• WHAT IS REQUIRED: Where the string "Accounts" occurs in the material below, report the whole line.

###

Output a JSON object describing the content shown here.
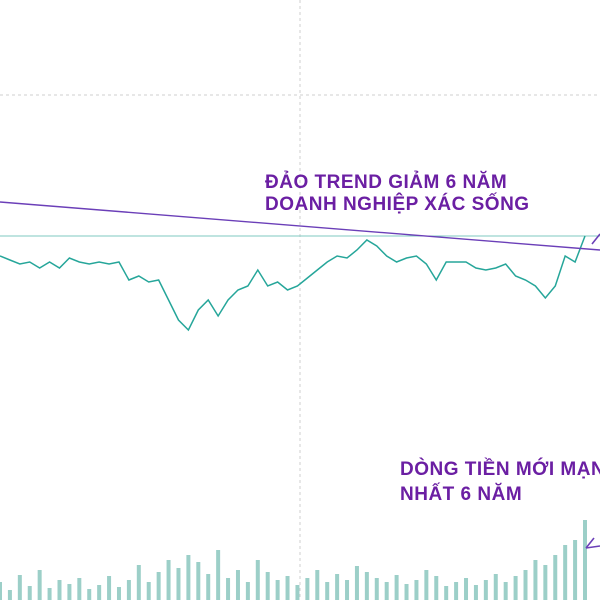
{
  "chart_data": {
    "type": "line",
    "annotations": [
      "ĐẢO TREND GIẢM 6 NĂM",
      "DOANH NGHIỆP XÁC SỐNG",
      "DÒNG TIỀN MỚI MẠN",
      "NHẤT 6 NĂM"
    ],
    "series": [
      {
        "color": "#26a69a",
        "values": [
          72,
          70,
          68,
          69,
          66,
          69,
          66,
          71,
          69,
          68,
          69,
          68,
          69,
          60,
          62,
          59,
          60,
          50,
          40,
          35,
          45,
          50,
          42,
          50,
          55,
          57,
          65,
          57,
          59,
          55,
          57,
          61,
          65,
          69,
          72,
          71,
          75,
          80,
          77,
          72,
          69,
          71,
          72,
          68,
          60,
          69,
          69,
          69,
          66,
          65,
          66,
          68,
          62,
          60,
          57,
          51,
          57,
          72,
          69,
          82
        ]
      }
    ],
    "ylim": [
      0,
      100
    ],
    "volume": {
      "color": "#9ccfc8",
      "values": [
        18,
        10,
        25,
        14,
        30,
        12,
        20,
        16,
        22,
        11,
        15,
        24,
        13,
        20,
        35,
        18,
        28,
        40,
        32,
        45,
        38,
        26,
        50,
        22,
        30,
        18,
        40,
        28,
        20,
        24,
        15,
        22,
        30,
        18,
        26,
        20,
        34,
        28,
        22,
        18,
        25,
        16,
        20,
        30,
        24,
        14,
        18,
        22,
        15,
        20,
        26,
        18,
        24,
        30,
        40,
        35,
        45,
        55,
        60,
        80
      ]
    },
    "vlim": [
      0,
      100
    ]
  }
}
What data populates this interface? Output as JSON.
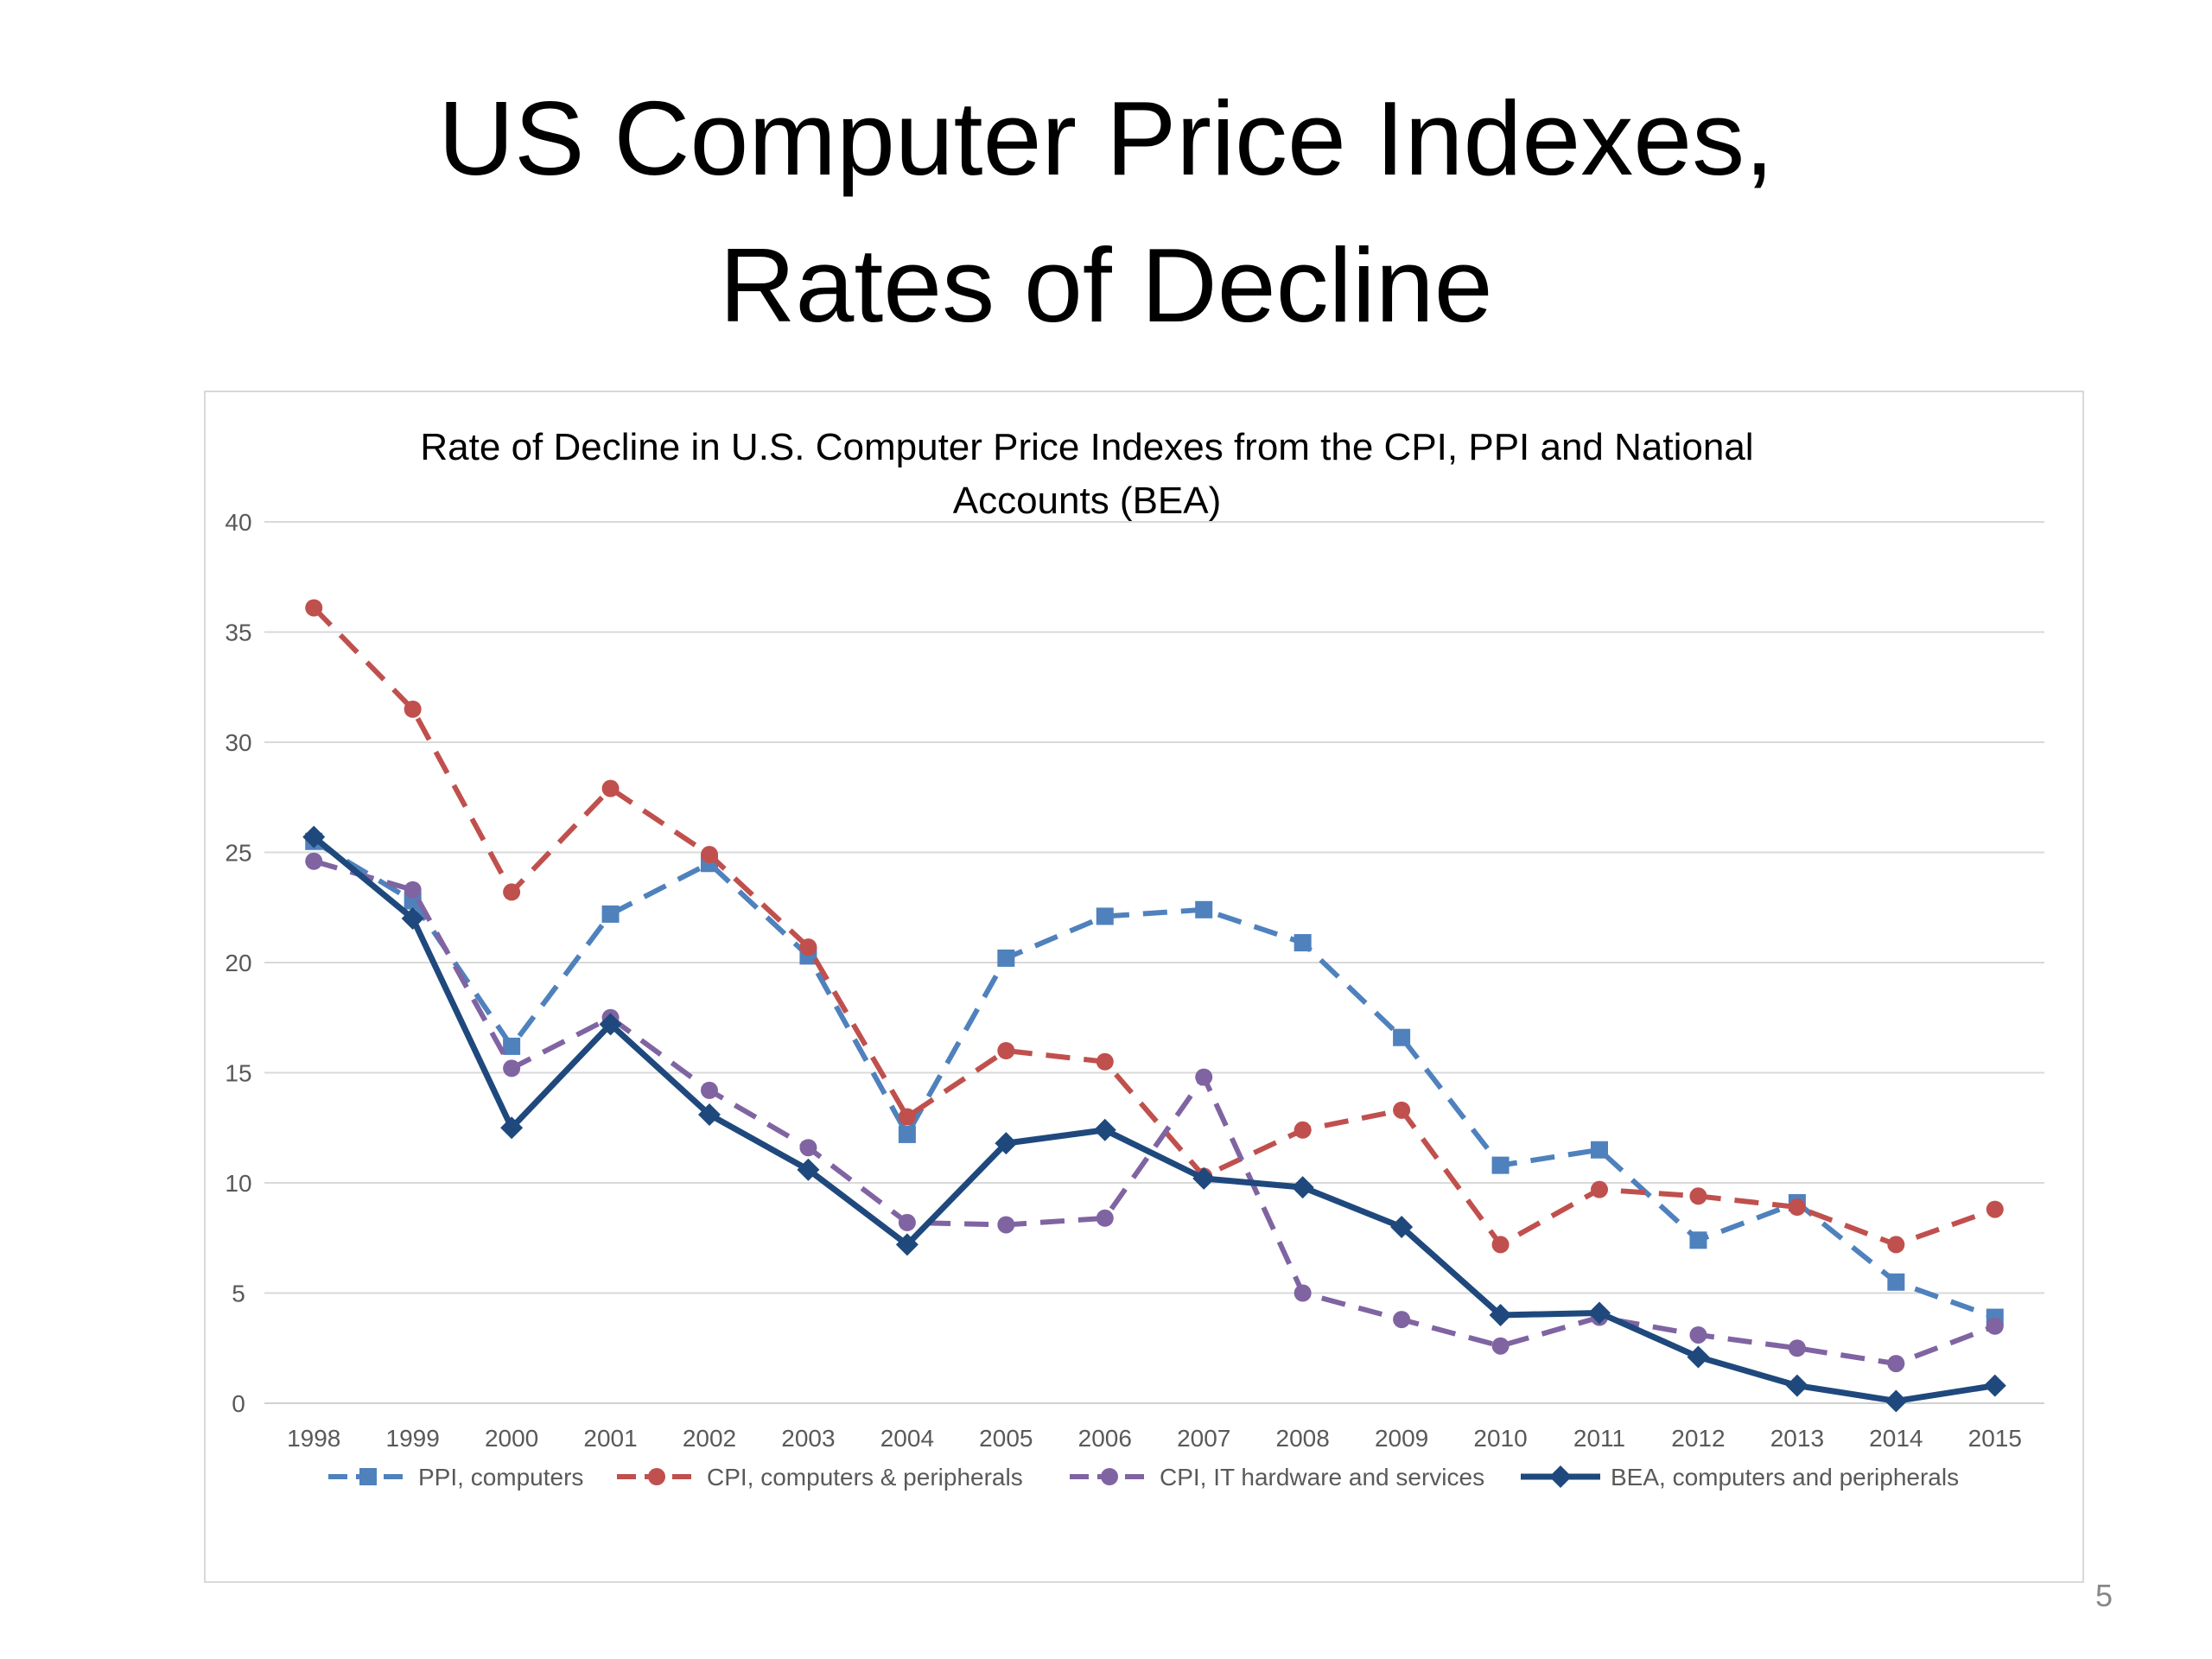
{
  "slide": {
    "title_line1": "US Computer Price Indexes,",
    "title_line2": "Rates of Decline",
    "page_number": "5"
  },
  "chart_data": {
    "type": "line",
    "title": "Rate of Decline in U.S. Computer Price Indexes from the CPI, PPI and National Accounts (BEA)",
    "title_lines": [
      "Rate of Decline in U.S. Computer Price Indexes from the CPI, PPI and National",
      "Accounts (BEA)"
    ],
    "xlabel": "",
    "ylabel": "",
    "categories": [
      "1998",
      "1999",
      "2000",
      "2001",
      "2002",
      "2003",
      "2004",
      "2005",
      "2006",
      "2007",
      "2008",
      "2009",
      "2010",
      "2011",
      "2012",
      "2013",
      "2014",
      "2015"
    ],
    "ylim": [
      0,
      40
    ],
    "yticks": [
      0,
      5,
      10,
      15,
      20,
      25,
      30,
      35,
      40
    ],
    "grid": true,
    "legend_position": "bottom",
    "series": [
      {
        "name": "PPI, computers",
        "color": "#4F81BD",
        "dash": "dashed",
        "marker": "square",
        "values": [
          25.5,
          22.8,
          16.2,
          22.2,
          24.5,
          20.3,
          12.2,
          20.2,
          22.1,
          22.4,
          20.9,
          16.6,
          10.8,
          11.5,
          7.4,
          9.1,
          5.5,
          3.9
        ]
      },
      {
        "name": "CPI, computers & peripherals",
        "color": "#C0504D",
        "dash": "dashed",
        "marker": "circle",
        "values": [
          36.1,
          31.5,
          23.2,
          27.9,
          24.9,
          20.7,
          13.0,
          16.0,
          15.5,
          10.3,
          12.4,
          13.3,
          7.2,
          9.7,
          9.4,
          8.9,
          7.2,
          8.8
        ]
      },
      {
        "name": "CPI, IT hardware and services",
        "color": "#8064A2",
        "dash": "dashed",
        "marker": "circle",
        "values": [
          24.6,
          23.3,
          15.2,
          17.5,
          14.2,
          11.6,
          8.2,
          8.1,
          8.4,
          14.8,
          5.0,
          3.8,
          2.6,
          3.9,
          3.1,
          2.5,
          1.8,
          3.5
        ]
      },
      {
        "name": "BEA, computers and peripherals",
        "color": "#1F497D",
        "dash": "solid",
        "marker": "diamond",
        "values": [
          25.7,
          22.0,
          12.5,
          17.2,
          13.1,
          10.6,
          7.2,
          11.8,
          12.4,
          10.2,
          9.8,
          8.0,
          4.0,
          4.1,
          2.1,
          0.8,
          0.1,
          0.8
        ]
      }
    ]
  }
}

###

• PROBLEM SOLUTION:
    "title": "Rate of Decline in U.S. Computer Price Indexes from the CPI, PPI and National Accounts (BEA)",
      "Accounts (BEA)"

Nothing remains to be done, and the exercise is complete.